- Extracted information:
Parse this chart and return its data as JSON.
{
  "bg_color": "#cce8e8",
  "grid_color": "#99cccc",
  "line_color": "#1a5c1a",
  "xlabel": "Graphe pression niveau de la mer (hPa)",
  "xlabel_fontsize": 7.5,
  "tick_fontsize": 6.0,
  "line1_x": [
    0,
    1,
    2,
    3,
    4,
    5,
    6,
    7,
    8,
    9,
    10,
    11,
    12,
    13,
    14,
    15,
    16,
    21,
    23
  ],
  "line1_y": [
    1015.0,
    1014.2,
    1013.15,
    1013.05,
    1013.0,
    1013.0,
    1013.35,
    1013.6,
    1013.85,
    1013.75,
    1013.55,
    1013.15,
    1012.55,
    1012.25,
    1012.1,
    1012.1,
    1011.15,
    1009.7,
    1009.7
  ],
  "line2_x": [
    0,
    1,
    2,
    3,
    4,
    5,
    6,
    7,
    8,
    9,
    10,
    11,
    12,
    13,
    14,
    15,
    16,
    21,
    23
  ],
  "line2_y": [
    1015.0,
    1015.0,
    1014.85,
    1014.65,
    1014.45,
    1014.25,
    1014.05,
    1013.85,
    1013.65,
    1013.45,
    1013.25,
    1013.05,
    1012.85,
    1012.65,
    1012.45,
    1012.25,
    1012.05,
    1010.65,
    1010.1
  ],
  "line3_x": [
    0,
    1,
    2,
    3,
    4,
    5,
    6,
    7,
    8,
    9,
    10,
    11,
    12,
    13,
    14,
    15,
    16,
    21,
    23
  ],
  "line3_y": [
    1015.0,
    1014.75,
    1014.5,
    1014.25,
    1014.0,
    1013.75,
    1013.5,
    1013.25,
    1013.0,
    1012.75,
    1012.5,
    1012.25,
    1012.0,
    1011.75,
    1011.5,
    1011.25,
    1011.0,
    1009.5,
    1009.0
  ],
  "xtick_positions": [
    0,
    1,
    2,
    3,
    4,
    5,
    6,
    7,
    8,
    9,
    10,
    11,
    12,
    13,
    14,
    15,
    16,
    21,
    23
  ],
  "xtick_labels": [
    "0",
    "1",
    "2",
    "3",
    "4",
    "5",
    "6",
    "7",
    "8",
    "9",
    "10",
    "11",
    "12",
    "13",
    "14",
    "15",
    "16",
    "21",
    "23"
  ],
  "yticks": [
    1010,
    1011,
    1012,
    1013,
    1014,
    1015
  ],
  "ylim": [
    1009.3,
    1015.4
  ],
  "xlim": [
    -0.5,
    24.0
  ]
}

- Challenge: Reproduce each entry word for word.

- Answer in full:
Parse this chart and return its data as JSON.
{
  "bg_color": "#cce8e8",
  "grid_color": "#99cccc",
  "line_color": "#1a5c1a",
  "xlabel": "Graphe pression niveau de la mer (hPa)",
  "xlabel_fontsize": 7.5,
  "tick_fontsize": 6.0,
  "line1_x": [
    0,
    1,
    2,
    3,
    4,
    5,
    6,
    7,
    8,
    9,
    10,
    11,
    12,
    13,
    14,
    15,
    16,
    21,
    23
  ],
  "line1_y": [
    1015.0,
    1014.2,
    1013.15,
    1013.05,
    1013.0,
    1013.0,
    1013.35,
    1013.6,
    1013.85,
    1013.75,
    1013.55,
    1013.15,
    1012.55,
    1012.25,
    1012.1,
    1012.1,
    1011.15,
    1009.7,
    1009.7
  ],
  "line2_x": [
    0,
    1,
    2,
    3,
    4,
    5,
    6,
    7,
    8,
    9,
    10,
    11,
    12,
    13,
    14,
    15,
    16,
    21,
    23
  ],
  "line2_y": [
    1015.0,
    1015.0,
    1014.85,
    1014.65,
    1014.45,
    1014.25,
    1014.05,
    1013.85,
    1013.65,
    1013.45,
    1013.25,
    1013.05,
    1012.85,
    1012.65,
    1012.45,
    1012.25,
    1012.05,
    1010.65,
    1010.1
  ],
  "line3_x": [
    0,
    1,
    2,
    3,
    4,
    5,
    6,
    7,
    8,
    9,
    10,
    11,
    12,
    13,
    14,
    15,
    16,
    21,
    23
  ],
  "line3_y": [
    1015.0,
    1014.75,
    1014.5,
    1014.25,
    1014.0,
    1013.75,
    1013.5,
    1013.25,
    1013.0,
    1012.75,
    1012.5,
    1012.25,
    1012.0,
    1011.75,
    1011.5,
    1011.25,
    1011.0,
    1009.5,
    1009.0
  ],
  "xtick_positions": [
    0,
    1,
    2,
    3,
    4,
    5,
    6,
    7,
    8,
    9,
    10,
    11,
    12,
    13,
    14,
    15,
    16,
    21,
    23
  ],
  "xtick_labels": [
    "0",
    "1",
    "2",
    "3",
    "4",
    "5",
    "6",
    "7",
    "8",
    "9",
    "10",
    "11",
    "12",
    "13",
    "14",
    "15",
    "16",
    "21",
    "23"
  ],
  "yticks": [
    1010,
    1011,
    1012,
    1013,
    1014,
    1015
  ],
  "ylim": [
    1009.3,
    1015.4
  ],
  "xlim": [
    -0.5,
    24.0
  ]
}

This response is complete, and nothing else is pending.